» Problem description
Give the records back in full, exactly as they read.

» Data entries

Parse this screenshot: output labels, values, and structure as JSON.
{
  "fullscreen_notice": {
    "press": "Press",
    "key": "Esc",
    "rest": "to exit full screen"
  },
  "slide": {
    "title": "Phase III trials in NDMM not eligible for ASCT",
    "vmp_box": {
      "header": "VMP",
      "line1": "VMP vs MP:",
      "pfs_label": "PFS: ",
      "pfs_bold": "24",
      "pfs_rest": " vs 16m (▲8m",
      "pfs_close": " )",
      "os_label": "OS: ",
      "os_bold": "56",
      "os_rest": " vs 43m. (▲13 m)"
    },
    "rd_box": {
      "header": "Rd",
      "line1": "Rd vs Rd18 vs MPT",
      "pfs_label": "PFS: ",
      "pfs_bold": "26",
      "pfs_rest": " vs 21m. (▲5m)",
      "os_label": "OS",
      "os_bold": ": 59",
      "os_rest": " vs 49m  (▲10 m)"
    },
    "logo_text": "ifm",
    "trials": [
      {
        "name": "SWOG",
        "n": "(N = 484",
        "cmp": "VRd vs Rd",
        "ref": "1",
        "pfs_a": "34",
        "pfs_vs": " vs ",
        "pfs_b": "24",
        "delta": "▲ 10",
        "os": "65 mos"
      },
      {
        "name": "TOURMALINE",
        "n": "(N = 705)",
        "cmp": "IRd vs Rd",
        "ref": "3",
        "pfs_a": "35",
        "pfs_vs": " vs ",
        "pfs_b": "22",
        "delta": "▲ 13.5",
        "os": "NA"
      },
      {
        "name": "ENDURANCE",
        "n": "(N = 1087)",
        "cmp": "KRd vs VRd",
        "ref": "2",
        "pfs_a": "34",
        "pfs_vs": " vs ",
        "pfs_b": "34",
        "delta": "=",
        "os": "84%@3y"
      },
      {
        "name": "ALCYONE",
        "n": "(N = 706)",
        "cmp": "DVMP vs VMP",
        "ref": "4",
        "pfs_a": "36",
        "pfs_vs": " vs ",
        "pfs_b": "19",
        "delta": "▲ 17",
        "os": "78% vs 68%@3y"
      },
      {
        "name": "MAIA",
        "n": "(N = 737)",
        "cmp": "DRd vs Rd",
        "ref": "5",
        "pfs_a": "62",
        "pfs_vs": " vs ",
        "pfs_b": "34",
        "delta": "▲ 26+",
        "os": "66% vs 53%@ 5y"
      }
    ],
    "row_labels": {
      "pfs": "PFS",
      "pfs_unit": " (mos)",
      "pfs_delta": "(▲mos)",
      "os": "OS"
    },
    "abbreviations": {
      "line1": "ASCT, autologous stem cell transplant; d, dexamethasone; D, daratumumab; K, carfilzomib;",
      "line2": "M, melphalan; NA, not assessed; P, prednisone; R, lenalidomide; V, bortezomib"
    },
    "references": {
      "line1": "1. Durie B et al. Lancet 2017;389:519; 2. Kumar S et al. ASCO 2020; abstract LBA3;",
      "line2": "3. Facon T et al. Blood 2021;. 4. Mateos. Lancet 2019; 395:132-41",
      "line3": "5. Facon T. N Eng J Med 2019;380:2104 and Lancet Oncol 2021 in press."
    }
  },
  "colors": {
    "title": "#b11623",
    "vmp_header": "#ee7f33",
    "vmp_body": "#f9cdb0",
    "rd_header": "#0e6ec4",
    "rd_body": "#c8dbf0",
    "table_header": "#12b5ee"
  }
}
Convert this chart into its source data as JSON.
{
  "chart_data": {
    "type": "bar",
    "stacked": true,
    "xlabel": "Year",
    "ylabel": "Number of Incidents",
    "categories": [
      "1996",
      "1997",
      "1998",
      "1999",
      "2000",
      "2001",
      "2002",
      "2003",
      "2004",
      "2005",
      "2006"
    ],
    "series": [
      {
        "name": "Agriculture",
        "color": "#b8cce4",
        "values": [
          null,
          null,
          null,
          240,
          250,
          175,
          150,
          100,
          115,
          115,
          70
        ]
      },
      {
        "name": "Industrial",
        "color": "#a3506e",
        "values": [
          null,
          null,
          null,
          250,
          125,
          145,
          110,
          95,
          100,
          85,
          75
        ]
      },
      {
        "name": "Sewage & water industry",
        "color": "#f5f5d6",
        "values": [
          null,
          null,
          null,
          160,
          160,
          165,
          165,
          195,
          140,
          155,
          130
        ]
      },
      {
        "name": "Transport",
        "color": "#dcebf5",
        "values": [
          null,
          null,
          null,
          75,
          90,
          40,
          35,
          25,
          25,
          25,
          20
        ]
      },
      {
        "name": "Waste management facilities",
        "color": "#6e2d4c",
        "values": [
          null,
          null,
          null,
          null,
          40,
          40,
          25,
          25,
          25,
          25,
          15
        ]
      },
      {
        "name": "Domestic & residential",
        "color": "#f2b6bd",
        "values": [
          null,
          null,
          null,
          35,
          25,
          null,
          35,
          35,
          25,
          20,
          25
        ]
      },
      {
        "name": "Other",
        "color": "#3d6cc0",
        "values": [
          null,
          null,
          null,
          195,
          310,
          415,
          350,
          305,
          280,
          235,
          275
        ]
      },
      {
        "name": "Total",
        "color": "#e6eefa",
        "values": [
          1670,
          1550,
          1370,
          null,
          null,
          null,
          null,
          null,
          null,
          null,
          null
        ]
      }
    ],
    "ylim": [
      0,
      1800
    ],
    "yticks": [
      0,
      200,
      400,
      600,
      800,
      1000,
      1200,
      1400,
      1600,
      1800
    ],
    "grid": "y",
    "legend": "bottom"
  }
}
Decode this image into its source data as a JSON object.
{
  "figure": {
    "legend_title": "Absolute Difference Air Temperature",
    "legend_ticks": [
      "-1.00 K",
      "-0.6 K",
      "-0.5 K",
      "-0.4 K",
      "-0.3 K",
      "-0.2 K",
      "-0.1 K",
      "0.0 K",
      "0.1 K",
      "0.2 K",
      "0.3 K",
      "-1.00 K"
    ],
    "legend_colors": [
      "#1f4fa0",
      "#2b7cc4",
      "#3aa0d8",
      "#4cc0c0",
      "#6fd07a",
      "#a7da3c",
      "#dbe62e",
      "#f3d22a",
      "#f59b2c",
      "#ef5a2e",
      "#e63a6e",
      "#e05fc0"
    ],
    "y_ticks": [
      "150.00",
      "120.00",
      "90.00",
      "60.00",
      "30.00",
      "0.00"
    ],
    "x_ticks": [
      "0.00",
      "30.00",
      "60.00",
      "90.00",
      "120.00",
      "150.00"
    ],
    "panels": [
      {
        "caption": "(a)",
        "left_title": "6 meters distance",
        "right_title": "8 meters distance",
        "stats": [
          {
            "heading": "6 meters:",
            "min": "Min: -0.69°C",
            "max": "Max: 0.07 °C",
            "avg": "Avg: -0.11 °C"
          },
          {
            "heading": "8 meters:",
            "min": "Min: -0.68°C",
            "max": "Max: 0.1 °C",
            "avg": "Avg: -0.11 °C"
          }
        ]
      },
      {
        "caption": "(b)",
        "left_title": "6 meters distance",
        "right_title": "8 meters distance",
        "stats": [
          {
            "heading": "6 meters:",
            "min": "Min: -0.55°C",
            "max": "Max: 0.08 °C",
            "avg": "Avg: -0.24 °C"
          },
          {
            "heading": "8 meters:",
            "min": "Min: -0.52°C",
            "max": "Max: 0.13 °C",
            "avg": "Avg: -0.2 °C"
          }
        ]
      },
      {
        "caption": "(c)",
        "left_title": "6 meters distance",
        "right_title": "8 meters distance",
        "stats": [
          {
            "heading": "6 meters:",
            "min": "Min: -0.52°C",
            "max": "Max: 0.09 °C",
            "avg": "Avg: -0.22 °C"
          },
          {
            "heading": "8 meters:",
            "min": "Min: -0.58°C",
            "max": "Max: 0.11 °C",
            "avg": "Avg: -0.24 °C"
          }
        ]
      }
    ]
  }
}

» Solution below
Parse this screenshot: output labels, values, and structure as JSON.
{
  "fullscreen_notice": {
    "press": "Press",
    "key": "Esc",
    "rest": "to exit full screen"
  },
  "slide": {
    "title": "Phase III trials in NDMM not eligible for ASCT",
    "vmp_box": {
      "header": "VMP",
      "line1": "VMP vs MP:",
      "pfs_label": "PFS: ",
      "pfs_bold": "24",
      "pfs_rest": " vs 16m (▲8m",
      "pfs_close": " )",
      "os_label": "OS: ",
      "os_bold": "56",
      "os_rest": " vs 43m. (▲13 m)"
    },
    "rd_box": {
      "header": "Rd",
      "line1": "Rd vs Rd18 vs MPT",
      "pfs_label": "PFS: ",
      "pfs_bold": "26",
      "pfs_rest": " vs 21m. (▲5m)",
      "os_label": "OS",
      "os_bold": ": 59",
      "os_rest": " vs 49m  (▲10 m)"
    },
    "logo_text": "ifm",
    "trials": [
      {
        "name": "SWOG",
        "n": "(N = 484",
        "cmp": "VRd vs Rd",
        "ref": "1",
        "pfs_a": "34",
        "pfs_vs": " vs ",
        "pfs_b": "24",
        "delta": "▲ 10",
        "os": "65 mos"
      },
      {
        "name": "TOURMALINE",
        "n": "(N = 705)",
        "cmp": "IRd vs Rd",
        "ref": "3",
        "pfs_a": "35",
        "pfs_vs": " vs ",
        "pfs_b": "22",
        "delta": "▲ 13.5",
        "os": "NA"
      },
      {
        "name": "ENDURANCE",
        "n": "(N = 1087)",
        "cmp": "KRd vs VRd",
        "ref": "2",
        "pfs_a": "34",
        "pfs_vs": " vs ",
        "pfs_b": "34",
        "delta": "=",
        "os": "84%@3y"
      },
      {
        "name": "ALCYONE",
        "n": "(N = 706)",
        "cmp": "DVMP vs VMP",
        "ref": "4",
        "pfs_a": "36",
        "pfs_vs": " vs ",
        "pfs_b": "19",
        "delta": "▲ 17",
        "os": "78% vs 68%@3y"
      },
      {
        "name": "MAIA",
        "n": "(N = 737)",
        "cmp": "DRd vs Rd",
        "ref": "5",
        "pfs_a": "62",
        "pfs_vs": " vs ",
        "pfs_b": "34",
        "delta": "▲ 26+",
        "os": "66% vs 53%@ 5y"
      }
    ],
    "row_labels": {
      "pfs": "PFS",
      "pfs_unit": " (mos)",
      "pfs_delta": "(▲mos)",
      "os": "OS"
    },
    "abbreviations": {
      "line1": "ASCT, autologous stem cell transplant; d, dexamethasone; D, daratumumab; K, carfilzomib;",
      "line2": "M, melphalan; NA, not assessed; P, prednisone; R, lenalidomide; V, bortezomib"
    },
    "references": {
      "line1": "1. Durie B et al. Lancet 2017;389:519; 2. Kumar S et al. ASCO 2020; abstract LBA3;",
      "line2": "3. Facon T et al. Blood 2021;. 4. Mateos. Lancet 2019; 395:132-41",
      "line3": "5. Facon T. N Eng J Med 2019;380:2104 and Lancet Oncol 2021 in press."
    }
  },
  "colors": {
    "title": "#b11623",
    "vmp_header": "#ee7f33",
    "vmp_body": "#f9cdb0",
    "rd_header": "#0e6ec4",
    "rd_body": "#c8dbf0",
    "table_header": "#12b5ee"
  }
}
Convert this chart into its source data as JSON.
{
  "chart_data": {
    "type": "bar",
    "stacked": true,
    "xlabel": "Year",
    "ylabel": "Number of Incidents",
    "categories": [
      "1996",
      "1997",
      "1998",
      "1999",
      "2000",
      "2001",
      "2002",
      "2003",
      "2004",
      "2005",
      "2006"
    ],
    "series": [
      {
        "name": "Agriculture",
        "color": "#b8cce4",
        "values": [
          null,
          null,
          null,
          240,
          250,
          175,
          150,
          100,
          115,
          115,
          70
        ]
      },
      {
        "name": "Industrial",
        "color": "#a3506e",
        "values": [
          null,
          null,
          null,
          250,
          125,
          145,
          110,
          95,
          100,
          85,
          75
        ]
      },
      {
        "name": "Sewage & water industry",
        "color": "#f5f5d6",
        "values": [
          null,
          null,
          null,
          160,
          160,
          165,
          165,
          195,
          140,
          155,
          130
        ]
      },
      {
        "name": "Transport",
        "color": "#dcebf5",
        "values": [
          null,
          null,
          null,
          75,
          90,
          40,
          35,
          25,
          25,
          25,
          20
        ]
      },
      {
        "name": "Waste management facilities",
        "color": "#6e2d4c",
        "values": [
          null,
          null,
          null,
          null,
          40,
          40,
          25,
          25,
          25,
          25,
          15
        ]
      },
      {
        "name": "Domestic & residential",
        "color": "#f2b6bd",
        "values": [
          null,
          null,
          null,
          35,
          25,
          null,
          35,
          35,
          25,
          20,
          25
        ]
      },
      {
        "name": "Other",
        "color": "#3d6cc0",
        "values": [
          null,
          null,
          null,
          195,
          310,
          415,
          350,
          305,
          280,
          235,
          275
        ]
      },
      {
        "name": "Total",
        "color": "#e6eefa",
        "values": [
          1670,
          1550,
          1370,
          null,
          null,
          null,
          null,
          null,
          null,
          null,
          null
        ]
      }
    ],
    "ylim": [
      0,
      1800
    ],
    "yticks": [
      0,
      200,
      400,
      600,
      800,
      1000,
      1200,
      1400,
      1600,
      1800
    ],
    "grid": "y",
    "legend": "bottom"
  }
}
Decode this image into its source data as a JSON object.
{
  "figure": {
    "legend_title": "Absolute Difference Air Temperature",
    "legend_ticks": [
      "-1.00 K",
      "-0.6 K",
      "-0.5 K",
      "-0.4 K",
      "-0.3 K",
      "-0.2 K",
      "-0.1 K",
      "0.0 K",
      "0.1 K",
      "0.2 K",
      "0.3 K",
      "-1.00 K"
    ],
    "legend_colors": [
      "#1f4fa0",
      "#2b7cc4",
      "#3aa0d8",
      "#4cc0c0",
      "#6fd07a",
      "#a7da3c",
      "#dbe62e",
      "#f3d22a",
      "#f59b2c",
      "#ef5a2e",
      "#e63a6e",
      "#e05fc0"
    ],
    "y_ticks": [
      "150.00",
      "120.00",
      "90.00",
      "60.00",
      "30.00",
      "0.00"
    ],
    "x_ticks": [
      "0.00",
      "30.00",
      "60.00",
      "90.00",
      "120.00",
      "150.00"
    ],
    "panels": [
      {
        "caption": "(a)",
        "left_title": "6 meters distance",
        "right_title": "8 meters distance",
        "stats": [
          {
            "heading": "6 meters:",
            "min": "Min: -0.69°C",
            "max": "Max: 0.07 °C",
            "avg": "Avg: -0.11 °C"
          },
          {
            "heading": "8 meters:",
            "min": "Min: -0.68°C",
            "max": "Max: 0.1 °C",
            "avg": "Avg: -0.11 °C"
          }
        ]
      },
      {
        "caption": "(b)",
        "left_title": "6 meters distance",
        "right_title": "8 meters distance",
        "stats": [
          {
            "heading": "6 meters:",
            "min": "Min: -0.55°C",
            "max": "Max: 0.08 °C",
            "avg": "Avg: -0.24 °C"
          },
          {
            "heading": "8 meters:",
            "min": "Min: -0.52°C",
            "max": "Max: 0.13 °C",
            "avg": "Avg: -0.2 °C"
          }
        ]
      },
      {
        "caption": "(c)",
        "left_title": "6 meters distance",
        "right_title": "8 meters distance",
        "stats": [
          {
            "heading": "6 meters:",
            "min": "Min: -0.52°C",
            "max": "Max: 0.09 °C",
            "avg": "Avg: -0.22 °C"
          },
          {
            "heading": "8 meters:",
            "min": "Min: -0.58°C",
            "max": "Max: 0.11 °C",
            "avg": "Avg: -0.24 °C"
          }
        ]
      }
    ]
  }
}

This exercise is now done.